— START DATA EXCERPTS —

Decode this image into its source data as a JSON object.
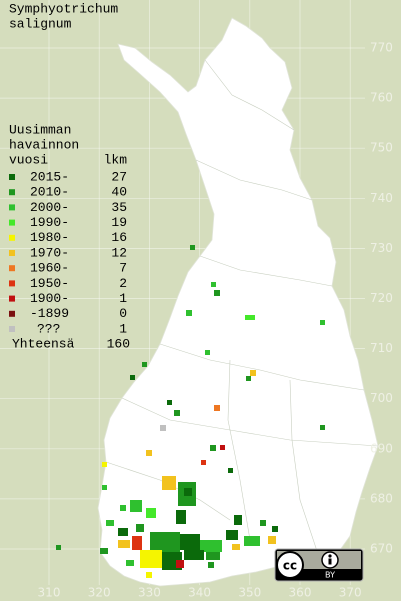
{
  "title": [
    "Symphyotrichum",
    "salignum"
  ],
  "legend": {
    "header": [
      "Uusimman",
      "havainnon"
    ],
    "col_period": "vuosi",
    "col_count": "lkm",
    "rows": [
      {
        "label": "2015-",
        "count": 27,
        "color": "#0b6a0b"
      },
      {
        "label": "2010-",
        "count": 40,
        "color": "#1f961f"
      },
      {
        "label": "2000-",
        "count": 35,
        "color": "#2fc02f"
      },
      {
        "label": "1990-",
        "count": 19,
        "color": "#44e82a"
      },
      {
        "label": "1980-",
        "count": 16,
        "color": "#f5f500"
      },
      {
        "label": "1970-",
        "count": 12,
        "color": "#f2c21e"
      },
      {
        "label": "1960-",
        "count": 7,
        "color": "#ee7722"
      },
      {
        "label": "1950-",
        "count": 2,
        "color": "#dd3311"
      },
      {
        "label": "1900-",
        "count": 1,
        "color": "#c01010"
      },
      {
        "label": "-1899",
        "count": 0,
        "color": "#7a1010"
      },
      {
        "label": "???",
        "count": 1,
        "color": "#c0c0c0"
      }
    ],
    "total_label": "Yhteensä",
    "total": 160
  },
  "x_labels": [
    310,
    320,
    330,
    340,
    350,
    360,
    370
  ],
  "y_labels": [
    670,
    680,
    690,
    700,
    710,
    720,
    730,
    740,
    750,
    760,
    770
  ],
  "license_badge": "BY"
}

— END DATA EXCERPTS —

▶ WORK TO COMPLETE
All of the lines above should be printed exactly, minus the pictures.

▶ TASK RESULT
Decode this image into its source data as a JSON object.
{
  "title": [
    "Symphyotrichum",
    "salignum"
  ],
  "legend": {
    "header": [
      "Uusimman",
      "havainnon"
    ],
    "col_period": "vuosi",
    "col_count": "lkm",
    "rows": [
      {
        "label": "2015-",
        "count": 27,
        "color": "#0b6a0b"
      },
      {
        "label": "2010-",
        "count": 40,
        "color": "#1f961f"
      },
      {
        "label": "2000-",
        "count": 35,
        "color": "#2fc02f"
      },
      {
        "label": "1990-",
        "count": 19,
        "color": "#44e82a"
      },
      {
        "label": "1980-",
        "count": 16,
        "color": "#f5f500"
      },
      {
        "label": "1970-",
        "count": 12,
        "color": "#f2c21e"
      },
      {
        "label": "1960-",
        "count": 7,
        "color": "#ee7722"
      },
      {
        "label": "1950-",
        "count": 2,
        "color": "#dd3311"
      },
      {
        "label": "1900-",
        "count": 1,
        "color": "#c01010"
      },
      {
        "label": "-1899",
        "count": 0,
        "color": "#7a1010"
      },
      {
        "label": "???",
        "count": 1,
        "color": "#c0c0c0"
      }
    ],
    "total_label": "Yhteensä",
    "total": 160
  },
  "x_labels": [
    310,
    320,
    330,
    340,
    350,
    360,
    370
  ],
  "y_labels": [
    670,
    680,
    690,
    700,
    710,
    720,
    730,
    740,
    750,
    760,
    770
  ],
  "license_badge": "BY"
}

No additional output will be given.